(Task prompt)
Set the listing down again exactly, please, apart from its pictures.
━━━━━ Data shown
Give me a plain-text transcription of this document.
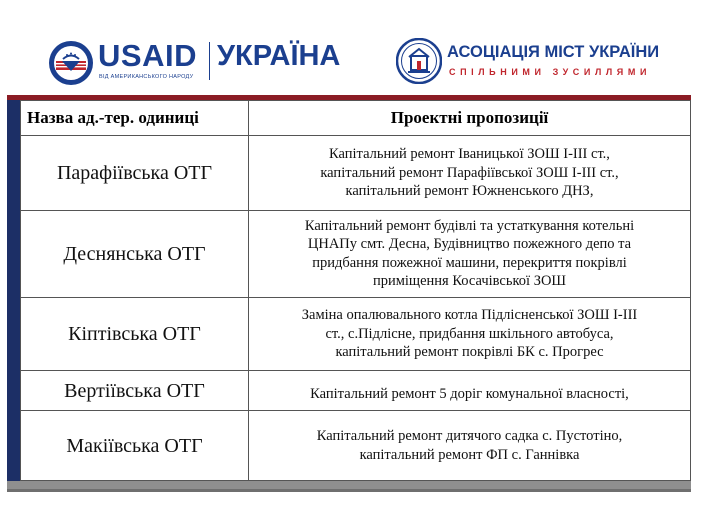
USAID
ВІД АМЕРИКАНСЬКОГО НАРОДУ
УКРАЇНА	АСОЦІАЦІЯ МІСТ УКРАЇНИ
СПІЛЬНИМИ ЗУСИЛЛЯМИ
Назва ад.-тер. одиниці	Проектні пропозиції
Парафіївська ОТГ	Капітальний ремонт Іваницької ЗОШ І-ІІІ ст.,
капітальний ремонт Парафіївської ЗОШ І-ІІІ ст.,
капітальний ремонт Южненського ДНЗ,

Деснянська ОТГ	Капітальний ремонт будівлі та устаткування котельні
ЦНАПу смт. Десна, Будівництво пожежного депо та
придбання пожежної машини, перекриття покрівлі
приміщення Косачівської ЗОШ

Кіптівська ОТГ	Заміна опалювального котла Підлісненської ЗОШ І-ІІІ
ст., с.Підлісне, придбання шкільного автобуса,
капітальний ремонт покрівлі БК с. Прогрес

Вертіївська ОТГ	Капітальний ремонт 5 доріг комунальної власності,

Макіївська ОТГ	Капітальний ремонт дитячого садка с. Пустотіно,
капітальний ремонт ФП с. Ганнівка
━━━━━━━━━━
(Worked solution)
Give me a plain-text transcription of this document.
USAID
ВІД АМЕРИКАНСЬКОГО НАРОДУ
УКРАЇНА	АСОЦІАЦІЯ МІСТ УКРАЇНИ
СПІЛЬНИМИ ЗУСИЛЛЯМИ
Назва ад.-тер. одиниці	Проектні пропозиції
Парафіївська ОТГ	Капітальний ремонт Іваницької ЗОШ І-ІІІ ст.,
капітальний ремонт Парафіївської ЗОШ І-ІІІ ст.,
капітальний ремонт Южненського ДНЗ,

Деснянська ОТГ	Капітальний ремонт будівлі та устаткування котельні
ЦНАПу смт. Десна, Будівництво пожежного депо та
придбання пожежної машини, перекриття покрівлі
приміщення Косачівської ЗОШ

Кіптівська ОТГ	Заміна опалювального котла Підлісненської ЗОШ І-ІІІ
ст., с.Підлісне, придбання шкільного автобуса,
капітальний ремонт покрівлі БК с. Прогрес

Вертіївська ОТГ	Капітальний ремонт 5 доріг комунальної власності,

Макіївська ОТГ	Капітальний ремонт дитячого садка с. Пустотіно,
капітальний ремонт ФП с. Ганнівка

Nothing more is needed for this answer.